## Instructions for the task
Gather up the lines with the word "Ziegelumfassung" in them.

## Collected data
####################

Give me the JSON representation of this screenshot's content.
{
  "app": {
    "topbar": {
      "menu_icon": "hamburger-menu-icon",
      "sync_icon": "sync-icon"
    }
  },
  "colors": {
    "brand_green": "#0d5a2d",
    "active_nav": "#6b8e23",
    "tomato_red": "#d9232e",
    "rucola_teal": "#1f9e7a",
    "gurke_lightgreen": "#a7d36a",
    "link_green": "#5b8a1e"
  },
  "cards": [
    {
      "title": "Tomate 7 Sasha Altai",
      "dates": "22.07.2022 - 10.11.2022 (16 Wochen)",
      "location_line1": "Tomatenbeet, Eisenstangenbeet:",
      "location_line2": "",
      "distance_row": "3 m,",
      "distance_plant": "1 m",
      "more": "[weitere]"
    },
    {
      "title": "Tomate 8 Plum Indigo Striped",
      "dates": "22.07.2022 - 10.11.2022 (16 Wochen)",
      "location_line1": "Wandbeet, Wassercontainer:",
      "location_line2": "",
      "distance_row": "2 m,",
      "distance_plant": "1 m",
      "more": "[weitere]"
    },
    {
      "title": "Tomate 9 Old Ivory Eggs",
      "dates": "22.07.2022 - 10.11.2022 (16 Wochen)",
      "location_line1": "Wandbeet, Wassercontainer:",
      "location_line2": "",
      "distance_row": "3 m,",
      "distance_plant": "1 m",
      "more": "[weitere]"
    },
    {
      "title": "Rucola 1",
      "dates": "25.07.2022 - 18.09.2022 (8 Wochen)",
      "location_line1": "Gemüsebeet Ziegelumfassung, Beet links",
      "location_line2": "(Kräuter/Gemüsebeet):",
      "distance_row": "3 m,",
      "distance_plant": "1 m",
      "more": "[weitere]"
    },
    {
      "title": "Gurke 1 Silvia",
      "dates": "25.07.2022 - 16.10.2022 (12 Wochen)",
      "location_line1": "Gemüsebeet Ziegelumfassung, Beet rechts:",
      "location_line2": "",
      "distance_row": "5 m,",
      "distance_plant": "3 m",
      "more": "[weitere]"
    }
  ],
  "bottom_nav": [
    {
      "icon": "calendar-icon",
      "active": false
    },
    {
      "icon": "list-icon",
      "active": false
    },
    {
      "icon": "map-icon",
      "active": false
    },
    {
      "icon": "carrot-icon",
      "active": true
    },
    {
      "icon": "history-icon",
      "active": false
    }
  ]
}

####################

## Full response
      "location_line1": "Gemüsebeet Ziegelumfassung, Beet links",
      "location_line1": "Gemüsebeet Ziegelumfassung, Beet rechts:",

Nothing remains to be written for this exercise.